With the images removed, repeat the data below exactly.

Data in this exercise

■ ■ ■ ■ ■

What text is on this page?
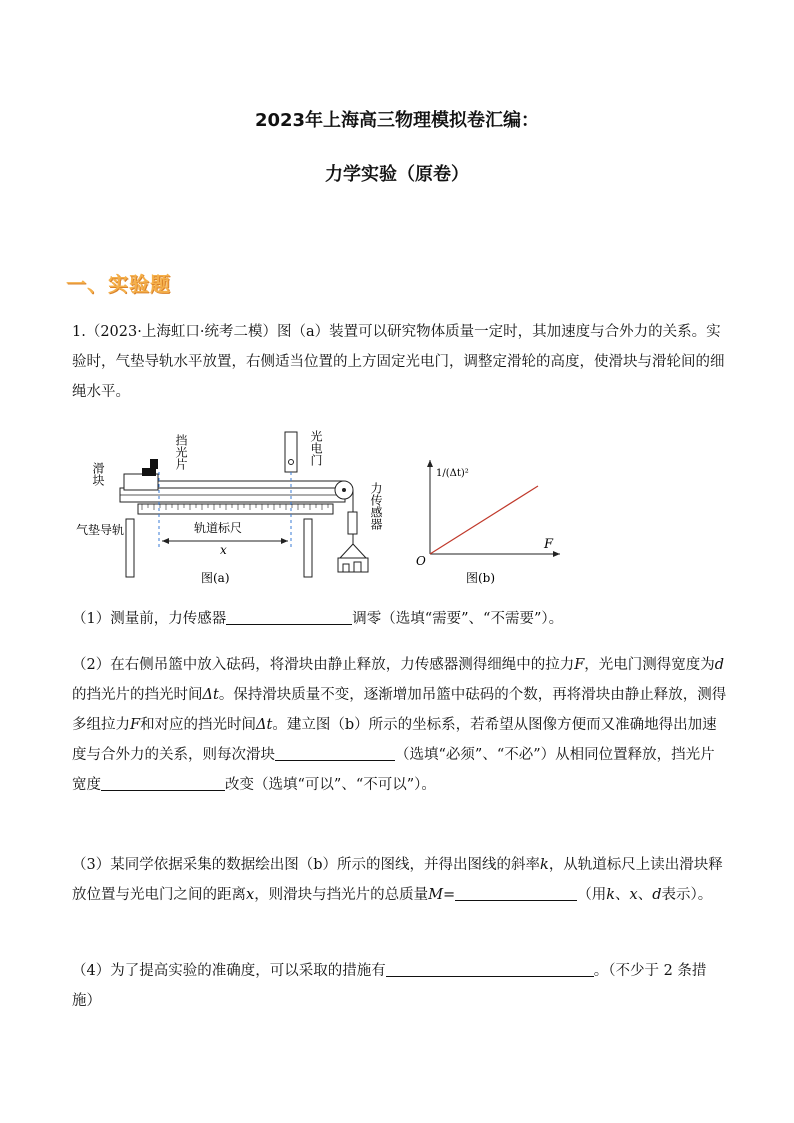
2023年上海高三物理模拟卷汇编：
力学实验（原卷）
一、实验题
1.（2023·上海虹口·统考二模）图（a）装置可以研究物体质量一定时，其加速度与合外力的关系。实验时，气垫导轨水平放置，右侧适当位置的上方固定光电门，调整定滑轮的高度，使滑块与滑轮间的细绳水平。
滑块
挡光片	光电门
力传感器
气垫导轨	轨道标尺
x
图(a)
1/(Δt)²
F
O
图(b)
（1）测量前，力传感器	调零（选填“需要”、“不需要”）。
（2）在右侧吊篮中放入砝码，将滑块由静止释放，力传感器测得细绳中的拉力F，光电门测得宽度为d的挡光片的挡光时间Δt。保持滑块质量不变，逐渐增加吊篮中砝码的个数，再将滑块由静止释放，测得多组拉力F和对应的挡光时间Δt。建立图（b）所示的坐标系，若希望从图像方便而又准确地得出加速度与合外力的关系，则每次滑块	（选填“必须”、“不必”）从相同位置释放，挡光片宽度	改变（选填“可以”、“不可以”）。
（3）某同学依据采集的数据绘出图（b）所示的图线，并得出图线的斜率k，从轨道标尺上读出滑块释放位置与光电门之间的距离x，则滑块与挡光片的总质量M=	（用k、x、d表示）。
（4）为了提高实验的准确度，可以采取的措施有	。（不少于 2 条措施）
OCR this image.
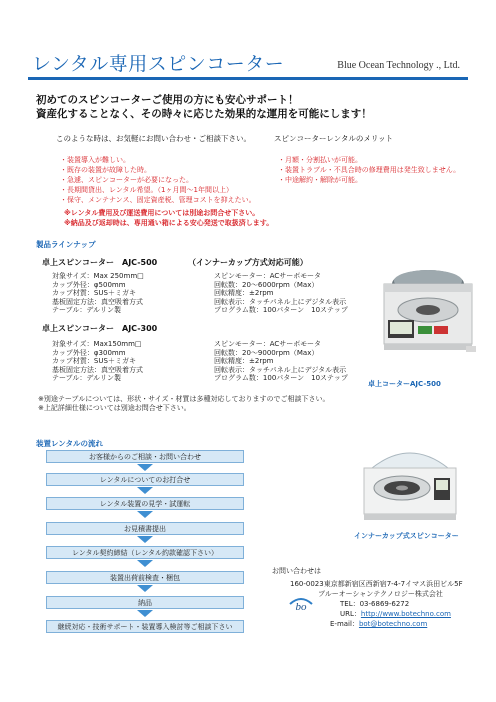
レンタル専用スピンコーター	Blue Ocean Technology ., Ltd.
初めてのスピンコーターご使用の方にも安心サポート！
資産化することなく、その時々に応じた効果的な運用を可能にします！
このような時は、お気軽にお問い合わせ・ご相談下さい。	スピンコーターレンタルのメリット
・装置導入が難しい。
・既存の装置が故障した時。
・急遽、スピンコーターが必要になった。
・長期間貸出、レンタル希望。（1ヶ月間～1年間以上）
・保守、メンテナンス、固定資産税、管理コストを抑えたい。
・月額・分割払いが可能。
・装置トラブル・不具合時の修理費用は発生致しません。
・中途解約・解除が可能。
※レンタル費用及び運送費用については別途お問合せ下さい。
※納品及び返却時は、専用通い箱による安心発送で取扱済します。
製品ラインナップ
卓上スピンコーター　AJC-500	（インナーカップ方式対応可能）
対象サイズ：Max 250mm□
カップ外径：φ500mm
カップ材質：SUS＋ミガキ
基板固定方法：真空吸着方式
テーブル：デルリン製
スピンモーター：ACサーボモータ
回転数：20～6000rpm（Max）
回転精度：±2rpm
回転表示：タッチパネル上にデジタル表示
プログラム数：100パターン　10ステップ
卓上スピンコーター　AJC-300
対象サイズ：Max150mm□
カップ外径：φ300mm
カップ材質：SUS＋ミガキ
基板固定方法：真空吸着方式
テーブル：デルリン製
スピンモーター：ACサーボモータ
回転数：20～9000rpm（Max）
回転精度：±2rpm
回転表示：タッチパネル上にデジタル表示
プログラム数：100パターン　10ステップ
卓上コーターAJC-500
※別途テーブルについては、形状・サイズ・材質は多種対応しておりますのでご相談下さい。
※上記詳細仕様については別途お問合せ下さい。
装置レンタルの流れ
お客様からのご相談・お問い合わせ
レンタルについてのお打合せ
レンタル装置の見学・試運転
お見積書提出
レンタル契約締結（レンタル約款確認下さい）
装置出荷前検査・梱包
納品
継続対応・技術サポート・装置導入検討等ご相談下さい
インナーカップ式スピンコーター
お問い合わせは
160-0023東京都新宿区西新宿7-4-7イマス浜田ビル5F
bo
ブルーオーシャンテクノロジー株式会社
TEL：03-6869-6272
URL：http://www.botechno.com
E-mail：bot@botechno.com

■ ■ ■ ■ ■

Output for this task
What text is on this page?
2023年上海高三物理模拟卷汇编：
力学实验（原卷）
一、实验题
1.（2023·上海虹口·统考二模）图（a）装置可以研究物体质量一定时，其加速度与合外力的关系。实验时，气垫导轨水平放置，右侧适当位置的上方固定光电门，调整定滑轮的高度，使滑块与滑轮间的细绳水平。
滑块
挡光片	光电门
力传感器
气垫导轨	轨道标尺
x
图(a)
1/(Δt)²
F
O
图(b)
（1）测量前，力传感器	调零（选填“需要”、“不需要”）。
（2）在右侧吊篮中放入砝码，将滑块由静止释放，力传感器测得细绳中的拉力F，光电门测得宽度为d的挡光片的挡光时间Δt。保持滑块质量不变，逐渐增加吊篮中砝码的个数，再将滑块由静止释放，测得多组拉力F和对应的挡光时间Δt。建立图（b）所示的坐标系，若希望从图像方便而又准确地得出加速度与合外力的关系，则每次滑块	（选填“必须”、“不必”）从相同位置释放，挡光片宽度	改变（选填“可以”、“不可以”）。
（3）某同学依据采集的数据绘出图（b）所示的图线，并得出图线的斜率k，从轨道标尺上读出滑块释放位置与光电门之间的距离x，则滑块与挡光片的总质量M=	（用k、x、d表示）。
（4）为了提高实验的准确度，可以采取的措施有	。（不少于 2 条措施）
OCR this image.
レンタル専用スピンコーター	Blue Ocean Technology ., Ltd.
初めてのスピンコーターご使用の方にも安心サポート！
資産化することなく、その時々に応じた効果的な運用を可能にします！
このような時は、お気軽にお問い合わせ・ご相談下さい。	スピンコーターレンタルのメリット
・装置導入が難しい。
・既存の装置が故障した時。
・急遽、スピンコーターが必要になった。
・長期間貸出、レンタル希望。（1ヶ月間～1年間以上）
・保守、メンテナンス、固定資産税、管理コストを抑えたい。
・月額・分割払いが可能。
・装置トラブル・不具合時の修理費用は発生致しません。
・中途解約・解除が可能。
※レンタル費用及び運送費用については別途お問合せ下さい。
※納品及び返却時は、専用通い箱による安心発送で取扱済します。
製品ラインナップ
卓上スピンコーター　AJC-500	（インナーカップ方式対応可能）
対象サイズ：Max 250mm□
カップ外径：φ500mm
カップ材質：SUS＋ミガキ
基板固定方法：真空吸着方式
テーブル：デルリン製
スピンモーター：ACサーボモータ
回転数：20～6000rpm（Max）
回転精度：±2rpm
回転表示：タッチパネル上にデジタル表示
プログラム数：100パターン　10ステップ
卓上スピンコーター　AJC-300
対象サイズ：Max150mm□
カップ外径：φ300mm
カップ材質：SUS＋ミガキ
基板固定方法：真空吸着方式
テーブル：デルリン製
スピンモーター：ACサーボモータ
回転数：20～9000rpm（Max）
回転精度：±2rpm
回転表示：タッチパネル上にデジタル表示
プログラム数：100パターン　10ステップ
卓上コーターAJC-500
※別途テーブルについては、形状・サイズ・材質は多種対応しておりますのでご相談下さい。
※上記詳細仕様については別途お問合せ下さい。
装置レンタルの流れ
お客様からのご相談・お問い合わせ
レンタルについてのお打合せ
レンタル装置の見学・試運転
お見積書提出
レンタル契約締結（レンタル約款確認下さい）
装置出荷前検査・梱包
納品
継続対応・技術サポート・装置導入検討等ご相談下さい
インナーカップ式スピンコーター
お問い合わせは
160-0023東京都新宿区西新宿7-4-7イマス浜田ビル5F
bo
ブルーオーシャンテクノロジー株式会社
TEL：03-6869-6272
URL：http://www.botechno.com
E-mail：bot@botechno.com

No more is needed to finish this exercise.